**Supplied material**
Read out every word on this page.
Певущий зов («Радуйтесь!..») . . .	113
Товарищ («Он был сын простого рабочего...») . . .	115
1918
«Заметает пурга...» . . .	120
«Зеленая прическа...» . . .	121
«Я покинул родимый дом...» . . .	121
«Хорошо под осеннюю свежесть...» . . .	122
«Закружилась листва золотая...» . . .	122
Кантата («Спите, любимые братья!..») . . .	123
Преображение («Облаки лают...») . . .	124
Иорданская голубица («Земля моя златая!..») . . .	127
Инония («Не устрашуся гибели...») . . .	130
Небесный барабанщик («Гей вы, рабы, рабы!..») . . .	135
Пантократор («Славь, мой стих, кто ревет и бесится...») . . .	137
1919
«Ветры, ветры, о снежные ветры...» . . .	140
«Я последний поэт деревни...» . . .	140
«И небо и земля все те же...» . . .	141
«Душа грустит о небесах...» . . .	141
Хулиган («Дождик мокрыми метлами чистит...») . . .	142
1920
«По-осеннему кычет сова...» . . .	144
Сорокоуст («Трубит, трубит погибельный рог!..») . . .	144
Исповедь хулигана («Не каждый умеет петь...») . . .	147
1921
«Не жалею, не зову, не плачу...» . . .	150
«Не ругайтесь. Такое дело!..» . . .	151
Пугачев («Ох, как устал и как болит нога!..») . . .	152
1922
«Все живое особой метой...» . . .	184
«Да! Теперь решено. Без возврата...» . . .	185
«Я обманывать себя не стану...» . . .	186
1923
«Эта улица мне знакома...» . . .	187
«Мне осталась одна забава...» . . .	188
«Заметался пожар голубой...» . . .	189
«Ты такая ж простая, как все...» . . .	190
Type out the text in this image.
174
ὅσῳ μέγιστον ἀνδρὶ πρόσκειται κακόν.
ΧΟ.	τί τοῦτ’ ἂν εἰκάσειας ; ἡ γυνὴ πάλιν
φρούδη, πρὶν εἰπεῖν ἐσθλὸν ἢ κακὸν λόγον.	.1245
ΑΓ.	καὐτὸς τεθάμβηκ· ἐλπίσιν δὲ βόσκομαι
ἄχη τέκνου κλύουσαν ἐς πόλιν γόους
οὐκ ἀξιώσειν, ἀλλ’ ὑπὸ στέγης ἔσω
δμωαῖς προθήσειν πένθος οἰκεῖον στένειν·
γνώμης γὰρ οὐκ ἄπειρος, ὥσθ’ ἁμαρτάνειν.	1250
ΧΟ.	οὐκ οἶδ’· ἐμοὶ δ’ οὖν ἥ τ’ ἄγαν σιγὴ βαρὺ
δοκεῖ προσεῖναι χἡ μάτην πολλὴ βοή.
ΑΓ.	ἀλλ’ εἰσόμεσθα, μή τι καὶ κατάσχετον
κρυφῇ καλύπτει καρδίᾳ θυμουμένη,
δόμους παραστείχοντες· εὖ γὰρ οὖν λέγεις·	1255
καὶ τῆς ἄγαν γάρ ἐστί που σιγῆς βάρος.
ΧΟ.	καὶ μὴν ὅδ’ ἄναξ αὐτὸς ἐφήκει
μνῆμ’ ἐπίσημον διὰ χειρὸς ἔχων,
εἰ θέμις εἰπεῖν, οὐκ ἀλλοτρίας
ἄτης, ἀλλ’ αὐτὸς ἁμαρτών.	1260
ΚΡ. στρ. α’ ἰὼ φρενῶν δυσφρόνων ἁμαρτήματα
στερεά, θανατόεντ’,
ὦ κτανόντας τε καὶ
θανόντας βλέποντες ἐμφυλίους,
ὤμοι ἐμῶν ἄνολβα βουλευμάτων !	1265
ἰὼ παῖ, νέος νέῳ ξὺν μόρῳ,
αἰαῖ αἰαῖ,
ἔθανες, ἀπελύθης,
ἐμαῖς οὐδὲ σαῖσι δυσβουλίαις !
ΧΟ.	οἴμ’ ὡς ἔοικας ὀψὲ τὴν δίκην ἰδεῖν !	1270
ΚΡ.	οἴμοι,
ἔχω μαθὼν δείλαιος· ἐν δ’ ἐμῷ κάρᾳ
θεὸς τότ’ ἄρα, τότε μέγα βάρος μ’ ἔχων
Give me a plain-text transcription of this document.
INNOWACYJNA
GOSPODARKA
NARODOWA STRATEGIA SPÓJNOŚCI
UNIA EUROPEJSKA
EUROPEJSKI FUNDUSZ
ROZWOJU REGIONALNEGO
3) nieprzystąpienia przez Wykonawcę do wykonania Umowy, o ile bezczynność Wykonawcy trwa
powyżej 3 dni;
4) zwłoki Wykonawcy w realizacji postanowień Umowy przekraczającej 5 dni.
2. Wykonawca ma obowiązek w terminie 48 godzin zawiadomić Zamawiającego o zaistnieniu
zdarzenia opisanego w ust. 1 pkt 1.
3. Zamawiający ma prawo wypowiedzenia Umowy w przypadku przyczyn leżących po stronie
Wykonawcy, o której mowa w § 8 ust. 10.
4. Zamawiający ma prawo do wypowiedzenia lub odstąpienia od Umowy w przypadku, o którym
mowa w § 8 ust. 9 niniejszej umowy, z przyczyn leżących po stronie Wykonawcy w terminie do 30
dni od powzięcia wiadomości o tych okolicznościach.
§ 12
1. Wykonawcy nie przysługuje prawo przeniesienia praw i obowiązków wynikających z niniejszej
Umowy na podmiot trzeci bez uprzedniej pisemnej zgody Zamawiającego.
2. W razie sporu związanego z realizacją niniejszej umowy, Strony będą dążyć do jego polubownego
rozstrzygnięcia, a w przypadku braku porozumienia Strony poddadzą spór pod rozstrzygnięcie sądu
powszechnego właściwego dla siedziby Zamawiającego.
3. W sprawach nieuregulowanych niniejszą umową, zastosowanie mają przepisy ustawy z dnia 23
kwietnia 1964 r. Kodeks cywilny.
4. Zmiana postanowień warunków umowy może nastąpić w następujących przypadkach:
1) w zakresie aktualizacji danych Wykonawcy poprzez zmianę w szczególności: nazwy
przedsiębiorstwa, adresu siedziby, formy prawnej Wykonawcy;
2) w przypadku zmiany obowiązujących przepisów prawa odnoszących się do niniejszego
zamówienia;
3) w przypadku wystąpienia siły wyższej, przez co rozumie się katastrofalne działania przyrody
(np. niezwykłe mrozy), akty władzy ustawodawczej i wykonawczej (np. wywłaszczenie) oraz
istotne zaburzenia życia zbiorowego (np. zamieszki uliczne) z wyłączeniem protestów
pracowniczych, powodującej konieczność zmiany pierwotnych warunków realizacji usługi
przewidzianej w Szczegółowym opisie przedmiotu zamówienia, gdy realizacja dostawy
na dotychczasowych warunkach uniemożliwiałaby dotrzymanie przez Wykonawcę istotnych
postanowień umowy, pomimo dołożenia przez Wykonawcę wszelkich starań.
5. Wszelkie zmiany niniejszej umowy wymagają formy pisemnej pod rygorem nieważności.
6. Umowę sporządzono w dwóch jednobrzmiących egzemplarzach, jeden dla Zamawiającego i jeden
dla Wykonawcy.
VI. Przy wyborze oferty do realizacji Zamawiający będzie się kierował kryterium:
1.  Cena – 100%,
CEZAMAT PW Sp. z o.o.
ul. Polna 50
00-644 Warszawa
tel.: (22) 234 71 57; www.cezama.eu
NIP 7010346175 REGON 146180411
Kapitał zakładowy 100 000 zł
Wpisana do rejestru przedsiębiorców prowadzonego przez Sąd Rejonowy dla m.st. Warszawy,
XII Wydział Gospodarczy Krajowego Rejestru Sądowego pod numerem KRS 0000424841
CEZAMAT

**Goal**
All entries shown above should be printed again exactly.

**The answer**
Read out every word on this page.
Певущий зов («Радуйтесь!..») . . .	113
Товарищ («Он был сын простого рабочего...») . . .	115
1918
«Заметает пурга...» . . .	120
«Зеленая прическа...» . . .	121
«Я покинул родимый дом...» . . .	121
«Хорошо под осеннюю свежесть...» . . .	122
«Закружилась листва золотая...» . . .	122
Кантата («Спите, любимые братья!..») . . .	123
Преображение («Облаки лают...») . . .	124
Иорданская голубица («Земля моя златая!..») . . .	127
Инония («Не устрашуся гибели...») . . .	130
Небесный барабанщик («Гей вы, рабы, рабы!..») . . .	135
Пантократор («Славь, мой стих, кто ревет и бесится...») . . .	137
1919
«Ветры, ветры, о снежные ветры...» . . .	140
«Я последний поэт деревни...» . . .	140
«И небо и земля все те же...» . . .	141
«Душа грустит о небесах...» . . .	141
Хулиган («Дождик мокрыми метлами чистит...») . . .	142
1920
«По-осеннему кычет сова...» . . .	144
Сорокоуст («Трубит, трубит погибельный рог!..») . . .	144
Исповедь хулигана («Не каждый умеет петь...») . . .	147
1921
«Не жалею, не зову, не плачу...» . . .	150
«Не ругайтесь. Такое дело!..» . . .	151
Пугачев («Ох, как устал и как болит нога!..») . . .	152
1922
«Все живое особой метой...» . . .	184
«Да! Теперь решено. Без возврата...» . . .	185
«Я обманывать себя не стану...» . . .	186
1923
«Эта улица мне знакома...» . . .	187
«Мне осталась одна забава...» . . .	188
«Заметался пожар голубой...» . . .	189
«Ты такая ж простая, как все...» . . .	190
Type out the text in this image.
174
ὅσῳ μέγιστον ἀνδρὶ πρόσκειται κακόν.
ΧΟ.	τί τοῦτ’ ἂν εἰκάσειας ; ἡ γυνὴ πάλιν
φρούδη, πρὶν εἰπεῖν ἐσθλὸν ἢ κακὸν λόγον.	.1245
ΑΓ.	καὐτὸς τεθάμβηκ· ἐλπίσιν δὲ βόσκομαι
ἄχη τέκνου κλύουσαν ἐς πόλιν γόους
οὐκ ἀξιώσειν, ἀλλ’ ὑπὸ στέγης ἔσω
δμωαῖς προθήσειν πένθος οἰκεῖον στένειν·
γνώμης γὰρ οὐκ ἄπειρος, ὥσθ’ ἁμαρτάνειν.	1250
ΧΟ.	οὐκ οἶδ’· ἐμοὶ δ’ οὖν ἥ τ’ ἄγαν σιγὴ βαρὺ
δοκεῖ προσεῖναι χἡ μάτην πολλὴ βοή.
ΑΓ.	ἀλλ’ εἰσόμεσθα, μή τι καὶ κατάσχετον
κρυφῇ καλύπτει καρδίᾳ θυμουμένη,
δόμους παραστείχοντες· εὖ γὰρ οὖν λέγεις·	1255
καὶ τῆς ἄγαν γάρ ἐστί που σιγῆς βάρος.
ΧΟ.	καὶ μὴν ὅδ’ ἄναξ αὐτὸς ἐφήκει
μνῆμ’ ἐπίσημον διὰ χειρὸς ἔχων,
εἰ θέμις εἰπεῖν, οὐκ ἀλλοτρίας
ἄτης, ἀλλ’ αὐτὸς ἁμαρτών.	1260
ΚΡ. στρ. α’ ἰὼ φρενῶν δυσφρόνων ἁμαρτήματα
στερεά, θανατόεντ’,
ὦ κτανόντας τε καὶ
θανόντας βλέποντες ἐμφυλίους,
ὤμοι ἐμῶν ἄνολβα βουλευμάτων !	1265
ἰὼ παῖ, νέος νέῳ ξὺν μόρῳ,
αἰαῖ αἰαῖ,
ἔθανες, ἀπελύθης,
ἐμαῖς οὐδὲ σαῖσι δυσβουλίαις !
ΧΟ.	οἴμ’ ὡς ἔοικας ὀψὲ τὴν δίκην ἰδεῖν !	1270
ΚΡ.	οἴμοι,
ἔχω μαθὼν δείλαιος· ἐν δ’ ἐμῷ κάρᾳ
θεὸς τότ’ ἄρα, τότε μέγα βάρος μ’ ἔχων
Give me a plain-text transcription of this document.
INNOWACYJNA
GOSPODARKA
NARODOWA STRATEGIA SPÓJNOŚCI
UNIA EUROPEJSKA
EUROPEJSKI FUNDUSZ
ROZWOJU REGIONALNEGO
3) nieprzystąpienia przez Wykonawcę do wykonania Umowy, o ile bezczynność Wykonawcy trwa
powyżej 3 dni;
4) zwłoki Wykonawcy w realizacji postanowień Umowy przekraczającej 5 dni.
2. Wykonawca ma obowiązek w terminie 48 godzin zawiadomić Zamawiającego o zaistnieniu
zdarzenia opisanego w ust. 1 pkt 1.
3. Zamawiający ma prawo wypowiedzenia Umowy w przypadku przyczyn leżących po stronie
Wykonawcy, o której mowa w § 8 ust. 10.
4. Zamawiający ma prawo do wypowiedzenia lub odstąpienia od Umowy w przypadku, o którym
mowa w § 8 ust. 9 niniejszej umowy, z przyczyn leżących po stronie Wykonawcy w terminie do 30
dni od powzięcia wiadomości o tych okolicznościach.
§ 12
1. Wykonawcy nie przysługuje prawo przeniesienia praw i obowiązków wynikających z niniejszej
Umowy na podmiot trzeci bez uprzedniej pisemnej zgody Zamawiającego.
2. W razie sporu związanego z realizacją niniejszej umowy, Strony będą dążyć do jego polubownego
rozstrzygnięcia, a w przypadku braku porozumienia Strony poddadzą spór pod rozstrzygnięcie sądu
powszechnego właściwego dla siedziby Zamawiającego.
3. W sprawach nieuregulowanych niniejszą umową, zastosowanie mają przepisy ustawy z dnia 23
kwietnia 1964 r. Kodeks cywilny.
4. Zmiana postanowień warunków umowy może nastąpić w następujących przypadkach:
1) w zakresie aktualizacji danych Wykonawcy poprzez zmianę w szczególności: nazwy
przedsiębiorstwa, adresu siedziby, formy prawnej Wykonawcy;
2) w przypadku zmiany obowiązujących przepisów prawa odnoszących się do niniejszego
zamówienia;
3) w przypadku wystąpienia siły wyższej, przez co rozumie się katastrofalne działania przyrody
(np. niezwykłe mrozy), akty władzy ustawodawczej i wykonawczej (np. wywłaszczenie) oraz
istotne zaburzenia życia zbiorowego (np. zamieszki uliczne) z wyłączeniem protestów
pracowniczych, powodującej konieczność zmiany pierwotnych warunków realizacji usługi
przewidzianej w Szczegółowym opisie przedmiotu zamówienia, gdy realizacja dostawy
na dotychczasowych warunkach uniemożliwiałaby dotrzymanie przez Wykonawcę istotnych
postanowień umowy, pomimo dołożenia przez Wykonawcę wszelkich starań.
5. Wszelkie zmiany niniejszej umowy wymagają formy pisemnej pod rygorem nieważności.
6. Umowę sporządzono w dwóch jednobrzmiących egzemplarzach, jeden dla Zamawiającego i jeden
dla Wykonawcy.
VI. Przy wyborze oferty do realizacji Zamawiający będzie się kierował kryterium:
1.  Cena – 100%,
CEZAMAT PW Sp. z o.o.
ul. Polna 50
00-644 Warszawa
tel.: (22) 234 71 57; www.cezama.eu
NIP 7010346175 REGON 146180411
Kapitał zakładowy 100 000 zł
Wpisana do rejestru przedsiębiorców prowadzonego przez Sąd Rejonowy dla m.st. Warszawy,
XII Wydział Gospodarczy Krajowego Rejestru Sądowego pod numerem KRS 0000424841
CEZAMAT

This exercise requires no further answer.